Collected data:
-- -- --
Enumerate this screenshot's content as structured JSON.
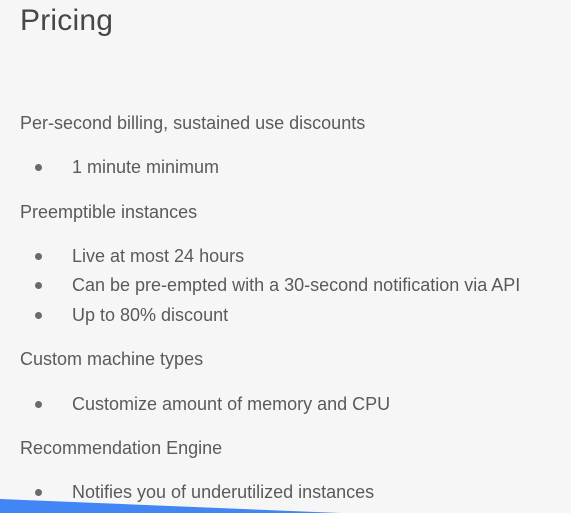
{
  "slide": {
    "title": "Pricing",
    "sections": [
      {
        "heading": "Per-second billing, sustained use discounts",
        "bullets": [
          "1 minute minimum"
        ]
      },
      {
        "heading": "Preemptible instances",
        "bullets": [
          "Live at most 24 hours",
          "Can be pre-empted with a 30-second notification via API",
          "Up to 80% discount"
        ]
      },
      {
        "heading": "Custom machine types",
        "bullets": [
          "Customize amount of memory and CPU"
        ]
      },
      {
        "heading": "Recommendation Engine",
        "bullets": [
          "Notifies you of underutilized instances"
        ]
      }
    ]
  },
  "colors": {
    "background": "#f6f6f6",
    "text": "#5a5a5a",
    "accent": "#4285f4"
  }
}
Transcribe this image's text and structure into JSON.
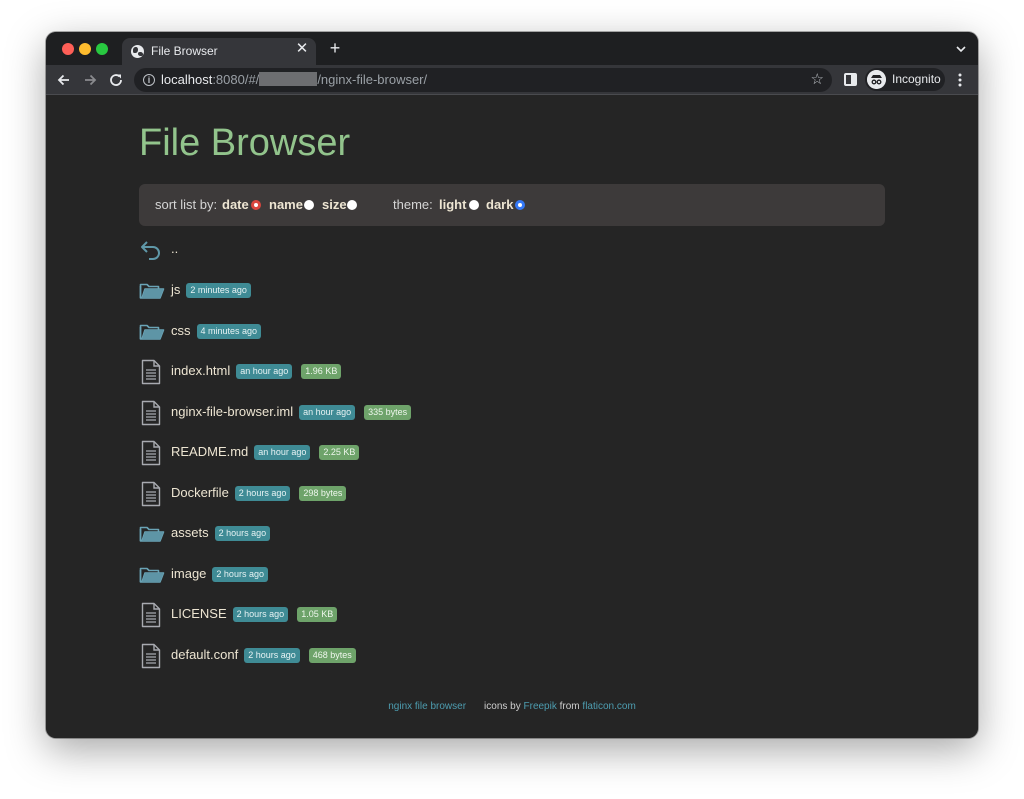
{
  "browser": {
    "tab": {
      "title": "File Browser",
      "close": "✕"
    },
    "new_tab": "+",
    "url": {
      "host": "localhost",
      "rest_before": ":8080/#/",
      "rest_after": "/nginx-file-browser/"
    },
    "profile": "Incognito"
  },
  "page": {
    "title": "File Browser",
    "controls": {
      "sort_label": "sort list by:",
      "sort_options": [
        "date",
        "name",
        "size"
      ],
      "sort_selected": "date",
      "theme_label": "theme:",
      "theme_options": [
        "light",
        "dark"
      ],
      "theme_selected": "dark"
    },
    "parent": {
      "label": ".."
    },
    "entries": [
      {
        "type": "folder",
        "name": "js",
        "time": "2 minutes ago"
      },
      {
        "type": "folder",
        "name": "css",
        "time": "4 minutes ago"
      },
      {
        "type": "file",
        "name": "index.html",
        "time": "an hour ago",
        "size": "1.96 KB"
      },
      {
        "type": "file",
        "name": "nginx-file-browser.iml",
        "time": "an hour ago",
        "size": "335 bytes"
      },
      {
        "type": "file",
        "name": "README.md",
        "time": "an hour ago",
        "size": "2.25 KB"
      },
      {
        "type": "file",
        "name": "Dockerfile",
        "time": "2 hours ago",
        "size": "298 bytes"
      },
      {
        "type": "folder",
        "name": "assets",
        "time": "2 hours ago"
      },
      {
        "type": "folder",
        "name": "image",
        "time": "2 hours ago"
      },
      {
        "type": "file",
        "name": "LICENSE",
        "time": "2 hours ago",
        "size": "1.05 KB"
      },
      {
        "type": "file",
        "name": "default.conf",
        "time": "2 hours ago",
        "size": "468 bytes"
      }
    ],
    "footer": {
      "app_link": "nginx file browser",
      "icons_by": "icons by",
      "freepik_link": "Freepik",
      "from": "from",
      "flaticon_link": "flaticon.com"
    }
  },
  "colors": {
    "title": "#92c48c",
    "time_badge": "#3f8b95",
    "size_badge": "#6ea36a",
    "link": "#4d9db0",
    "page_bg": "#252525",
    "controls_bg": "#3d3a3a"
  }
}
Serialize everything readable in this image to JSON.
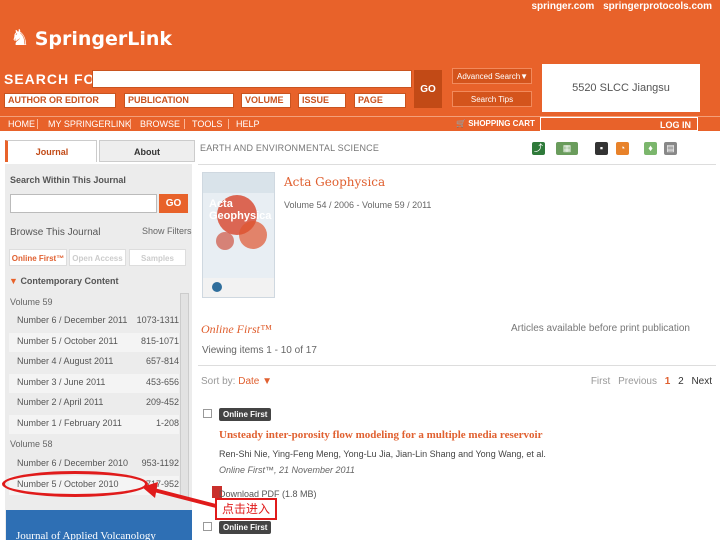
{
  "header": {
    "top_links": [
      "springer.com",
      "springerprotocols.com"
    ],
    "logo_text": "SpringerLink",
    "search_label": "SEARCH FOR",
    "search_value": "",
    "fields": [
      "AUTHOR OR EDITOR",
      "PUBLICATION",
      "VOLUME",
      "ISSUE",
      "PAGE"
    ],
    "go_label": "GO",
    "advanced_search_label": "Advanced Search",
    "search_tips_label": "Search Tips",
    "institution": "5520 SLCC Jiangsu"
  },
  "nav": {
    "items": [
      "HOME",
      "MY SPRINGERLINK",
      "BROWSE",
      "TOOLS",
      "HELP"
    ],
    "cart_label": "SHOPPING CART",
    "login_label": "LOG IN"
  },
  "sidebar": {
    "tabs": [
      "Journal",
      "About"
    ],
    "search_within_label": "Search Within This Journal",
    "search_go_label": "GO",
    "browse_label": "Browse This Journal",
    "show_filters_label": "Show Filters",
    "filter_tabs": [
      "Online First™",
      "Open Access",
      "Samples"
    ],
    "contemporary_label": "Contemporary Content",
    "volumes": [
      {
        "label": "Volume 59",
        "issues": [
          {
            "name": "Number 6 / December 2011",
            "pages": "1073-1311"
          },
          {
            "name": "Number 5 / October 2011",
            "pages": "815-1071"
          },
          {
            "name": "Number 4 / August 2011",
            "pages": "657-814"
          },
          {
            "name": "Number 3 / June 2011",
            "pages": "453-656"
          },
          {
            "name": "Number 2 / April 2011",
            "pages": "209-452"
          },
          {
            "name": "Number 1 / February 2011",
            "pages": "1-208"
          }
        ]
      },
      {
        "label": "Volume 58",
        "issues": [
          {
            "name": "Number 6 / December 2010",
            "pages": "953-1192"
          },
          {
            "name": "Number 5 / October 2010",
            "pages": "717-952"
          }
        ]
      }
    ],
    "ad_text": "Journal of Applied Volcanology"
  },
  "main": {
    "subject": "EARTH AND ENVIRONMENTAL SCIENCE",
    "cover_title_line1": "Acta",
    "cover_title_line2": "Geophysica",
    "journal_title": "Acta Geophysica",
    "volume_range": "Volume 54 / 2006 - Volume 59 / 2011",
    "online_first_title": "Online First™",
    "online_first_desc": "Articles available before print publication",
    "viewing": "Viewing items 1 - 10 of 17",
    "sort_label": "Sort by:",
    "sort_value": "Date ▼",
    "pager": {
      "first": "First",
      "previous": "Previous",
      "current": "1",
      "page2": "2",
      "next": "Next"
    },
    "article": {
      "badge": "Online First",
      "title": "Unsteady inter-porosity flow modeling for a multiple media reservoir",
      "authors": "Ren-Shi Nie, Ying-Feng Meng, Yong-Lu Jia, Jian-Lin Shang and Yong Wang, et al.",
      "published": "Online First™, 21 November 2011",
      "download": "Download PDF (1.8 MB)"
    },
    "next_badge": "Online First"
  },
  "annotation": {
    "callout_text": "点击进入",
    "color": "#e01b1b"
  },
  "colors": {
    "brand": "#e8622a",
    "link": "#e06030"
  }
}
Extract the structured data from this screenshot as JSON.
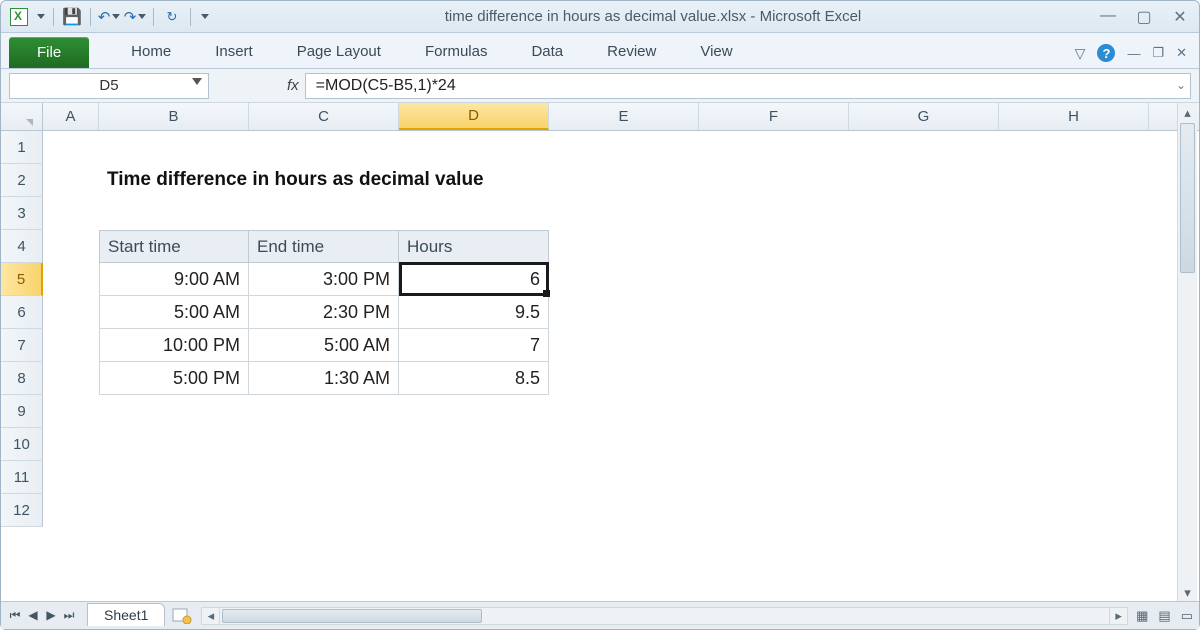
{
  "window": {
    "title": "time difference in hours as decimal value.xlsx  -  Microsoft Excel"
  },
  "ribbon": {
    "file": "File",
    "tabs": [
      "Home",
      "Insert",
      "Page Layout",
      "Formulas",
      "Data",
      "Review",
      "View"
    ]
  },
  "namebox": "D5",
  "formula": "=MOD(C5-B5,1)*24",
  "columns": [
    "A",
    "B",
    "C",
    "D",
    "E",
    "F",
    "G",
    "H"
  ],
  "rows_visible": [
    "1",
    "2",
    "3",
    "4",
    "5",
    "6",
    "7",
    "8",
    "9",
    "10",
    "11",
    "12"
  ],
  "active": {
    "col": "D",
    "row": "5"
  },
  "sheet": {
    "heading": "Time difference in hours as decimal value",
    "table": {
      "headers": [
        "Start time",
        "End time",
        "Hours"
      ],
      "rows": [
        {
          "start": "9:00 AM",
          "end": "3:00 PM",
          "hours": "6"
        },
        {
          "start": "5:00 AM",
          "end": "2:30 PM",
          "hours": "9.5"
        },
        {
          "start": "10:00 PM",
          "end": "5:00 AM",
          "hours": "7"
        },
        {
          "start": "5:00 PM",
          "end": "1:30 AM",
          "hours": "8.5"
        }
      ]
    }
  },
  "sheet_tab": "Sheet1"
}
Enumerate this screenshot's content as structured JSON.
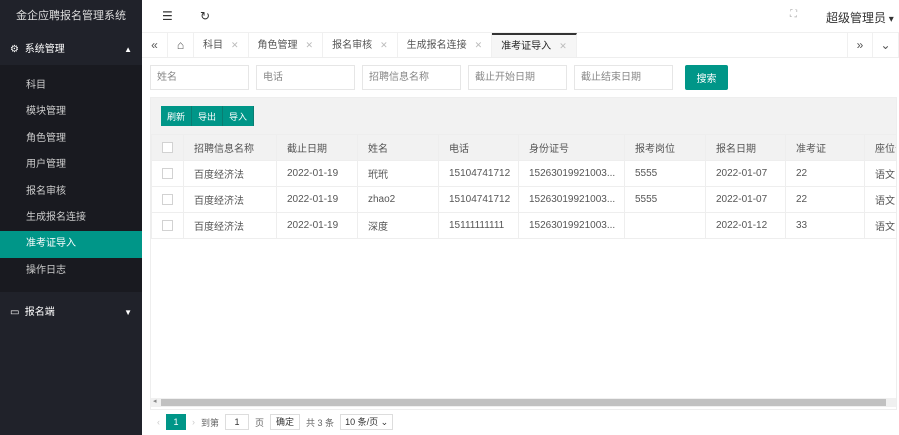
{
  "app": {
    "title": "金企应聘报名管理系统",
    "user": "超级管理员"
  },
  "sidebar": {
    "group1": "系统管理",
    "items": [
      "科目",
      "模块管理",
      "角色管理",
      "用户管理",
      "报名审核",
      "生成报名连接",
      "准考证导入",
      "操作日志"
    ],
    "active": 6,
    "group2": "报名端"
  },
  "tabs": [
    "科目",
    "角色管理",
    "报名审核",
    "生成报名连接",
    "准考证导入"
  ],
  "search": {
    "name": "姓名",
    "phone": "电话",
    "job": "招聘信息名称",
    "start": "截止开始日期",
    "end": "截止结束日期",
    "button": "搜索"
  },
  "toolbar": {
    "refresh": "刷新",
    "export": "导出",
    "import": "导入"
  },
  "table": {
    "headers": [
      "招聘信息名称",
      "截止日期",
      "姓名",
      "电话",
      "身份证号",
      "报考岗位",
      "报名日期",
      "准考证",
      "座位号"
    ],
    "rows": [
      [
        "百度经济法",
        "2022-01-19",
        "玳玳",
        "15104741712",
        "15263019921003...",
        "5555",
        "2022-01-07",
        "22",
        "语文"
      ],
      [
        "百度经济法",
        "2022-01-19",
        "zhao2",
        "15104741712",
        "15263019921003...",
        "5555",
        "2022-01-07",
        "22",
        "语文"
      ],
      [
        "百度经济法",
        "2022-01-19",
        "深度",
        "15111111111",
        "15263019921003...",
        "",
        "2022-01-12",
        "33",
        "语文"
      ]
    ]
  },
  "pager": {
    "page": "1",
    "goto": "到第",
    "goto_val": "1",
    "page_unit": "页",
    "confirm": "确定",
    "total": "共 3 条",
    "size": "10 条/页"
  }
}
-- -- --
» **Your objective**:
Find each line in the records holding the string "instances" and show it.

» **Solved exercise**:
        "heading": "Preemptible instances",
          "Notifies you of underutilized instances"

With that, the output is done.